• [Material shown]
■ ■ ■ ■ ■
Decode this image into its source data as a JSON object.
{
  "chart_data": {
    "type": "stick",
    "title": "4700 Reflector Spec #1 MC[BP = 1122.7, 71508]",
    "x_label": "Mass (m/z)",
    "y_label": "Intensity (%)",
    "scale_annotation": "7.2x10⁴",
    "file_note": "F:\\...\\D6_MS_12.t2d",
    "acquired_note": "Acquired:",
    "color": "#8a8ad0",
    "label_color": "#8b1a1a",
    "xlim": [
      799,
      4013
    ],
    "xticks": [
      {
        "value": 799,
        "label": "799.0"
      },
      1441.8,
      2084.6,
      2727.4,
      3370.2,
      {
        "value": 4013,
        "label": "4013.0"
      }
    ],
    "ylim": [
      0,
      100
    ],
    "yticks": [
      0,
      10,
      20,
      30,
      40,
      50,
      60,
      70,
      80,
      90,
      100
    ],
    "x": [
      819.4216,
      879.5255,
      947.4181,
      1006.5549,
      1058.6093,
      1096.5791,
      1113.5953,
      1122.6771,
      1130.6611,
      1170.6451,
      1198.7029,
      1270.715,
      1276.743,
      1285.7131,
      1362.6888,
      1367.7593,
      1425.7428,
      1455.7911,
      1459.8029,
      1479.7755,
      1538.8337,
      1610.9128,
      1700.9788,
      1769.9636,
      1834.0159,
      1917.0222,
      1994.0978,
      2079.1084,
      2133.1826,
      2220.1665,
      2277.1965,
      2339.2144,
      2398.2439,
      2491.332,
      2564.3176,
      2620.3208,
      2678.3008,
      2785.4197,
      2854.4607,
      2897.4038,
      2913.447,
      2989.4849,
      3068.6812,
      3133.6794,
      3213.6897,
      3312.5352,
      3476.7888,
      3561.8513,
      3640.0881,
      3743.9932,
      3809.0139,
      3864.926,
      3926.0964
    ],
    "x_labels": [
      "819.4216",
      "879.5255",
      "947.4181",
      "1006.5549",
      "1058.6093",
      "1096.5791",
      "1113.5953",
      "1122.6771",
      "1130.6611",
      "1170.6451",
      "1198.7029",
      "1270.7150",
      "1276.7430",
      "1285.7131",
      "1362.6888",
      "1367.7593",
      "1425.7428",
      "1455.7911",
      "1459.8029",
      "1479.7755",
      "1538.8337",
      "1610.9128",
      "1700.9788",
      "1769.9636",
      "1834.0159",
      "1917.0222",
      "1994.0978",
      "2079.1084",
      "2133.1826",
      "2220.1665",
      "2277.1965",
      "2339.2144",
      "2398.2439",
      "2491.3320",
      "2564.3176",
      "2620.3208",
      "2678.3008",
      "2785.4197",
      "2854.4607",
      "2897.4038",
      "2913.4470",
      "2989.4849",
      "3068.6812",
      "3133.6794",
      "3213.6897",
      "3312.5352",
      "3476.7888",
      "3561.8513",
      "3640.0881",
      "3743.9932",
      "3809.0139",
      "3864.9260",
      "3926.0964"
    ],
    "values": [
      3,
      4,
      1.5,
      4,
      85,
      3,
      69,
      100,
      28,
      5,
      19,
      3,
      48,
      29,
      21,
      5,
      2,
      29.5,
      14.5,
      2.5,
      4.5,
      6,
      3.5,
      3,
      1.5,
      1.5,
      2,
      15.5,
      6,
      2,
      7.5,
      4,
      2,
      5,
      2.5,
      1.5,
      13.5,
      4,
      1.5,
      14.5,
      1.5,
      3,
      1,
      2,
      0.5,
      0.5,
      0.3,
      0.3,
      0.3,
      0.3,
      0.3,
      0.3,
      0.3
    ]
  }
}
■ ■ ■ ■ ■
• [What is being asked] Write out the entries above word for word.

• [Result for this exercise]
Decode this image into its source data as a JSON object.
{
  "chart_data": {
    "type": "stick",
    "title": "4700 Reflector Spec #1 MC[BP = 1122.7, 71508]",
    "x_label": "Mass (m/z)",
    "y_label": "Intensity (%)",
    "scale_annotation": "7.2x10⁴",
    "file_note": "F:\\...\\D6_MS_12.t2d",
    "acquired_note": "Acquired:",
    "color": "#8a8ad0",
    "label_color": "#8b1a1a",
    "xlim": [
      799,
      4013
    ],
    "xticks": [
      {
        "value": 799,
        "label": "799.0"
      },
      1441.8,
      2084.6,
      2727.4,
      3370.2,
      {
        "value": 4013,
        "label": "4013.0"
      }
    ],
    "ylim": [
      0,
      100
    ],
    "yticks": [
      0,
      10,
      20,
      30,
      40,
      50,
      60,
      70,
      80,
      90,
      100
    ],
    "x": [
      819.4216,
      879.5255,
      947.4181,
      1006.5549,
      1058.6093,
      1096.5791,
      1113.5953,
      1122.6771,
      1130.6611,
      1170.6451,
      1198.7029,
      1270.715,
      1276.743,
      1285.7131,
      1362.6888,
      1367.7593,
      1425.7428,
      1455.7911,
      1459.8029,
      1479.7755,
      1538.8337,
      1610.9128,
      1700.9788,
      1769.9636,
      1834.0159,
      1917.0222,
      1994.0978,
      2079.1084,
      2133.1826,
      2220.1665,
      2277.1965,
      2339.2144,
      2398.2439,
      2491.332,
      2564.3176,
      2620.3208,
      2678.3008,
      2785.4197,
      2854.4607,
      2897.4038,
      2913.447,
      2989.4849,
      3068.6812,
      3133.6794,
      3213.6897,
      3312.5352,
      3476.7888,
      3561.8513,
      3640.0881,
      3743.9932,
      3809.0139,
      3864.926,
      3926.0964
    ],
    "x_labels": [
      "819.4216",
      "879.5255",
      "947.4181",
      "1006.5549",
      "1058.6093",
      "1096.5791",
      "1113.5953",
      "1122.6771",
      "1130.6611",
      "1170.6451",
      "1198.7029",
      "1270.7150",
      "1276.7430",
      "1285.7131",
      "1362.6888",
      "1367.7593",
      "1425.7428",
      "1455.7911",
      "1459.8029",
      "1479.7755",
      "1538.8337",
      "1610.9128",
      "1700.9788",
      "1769.9636",
      "1834.0159",
      "1917.0222",
      "1994.0978",
      "2079.1084",
      "2133.1826",
      "2220.1665",
      "2277.1965",
      "2339.2144",
      "2398.2439",
      "2491.3320",
      "2564.3176",
      "2620.3208",
      "2678.3008",
      "2785.4197",
      "2854.4607",
      "2897.4038",
      "2913.4470",
      "2989.4849",
      "3068.6812",
      "3133.6794",
      "3213.6897",
      "3312.5352",
      "3476.7888",
      "3561.8513",
      "3640.0881",
      "3743.9932",
      "3809.0139",
      "3864.9260",
      "3926.0964"
    ],
    "values": [
      3,
      4,
      1.5,
      4,
      85,
      3,
      69,
      100,
      28,
      5,
      19,
      3,
      48,
      29,
      21,
      5,
      2,
      29.5,
      14.5,
      2.5,
      4.5,
      6,
      3.5,
      3,
      1.5,
      1.5,
      2,
      15.5,
      6,
      2,
      7.5,
      4,
      2,
      5,
      2.5,
      1.5,
      13.5,
      4,
      1.5,
      14.5,
      1.5,
      3,
      1,
      2,
      0.5,
      0.5,
      0.3,
      0.3,
      0.3,
      0.3,
      0.3,
      0.3,
      0.3
    ]
  }
}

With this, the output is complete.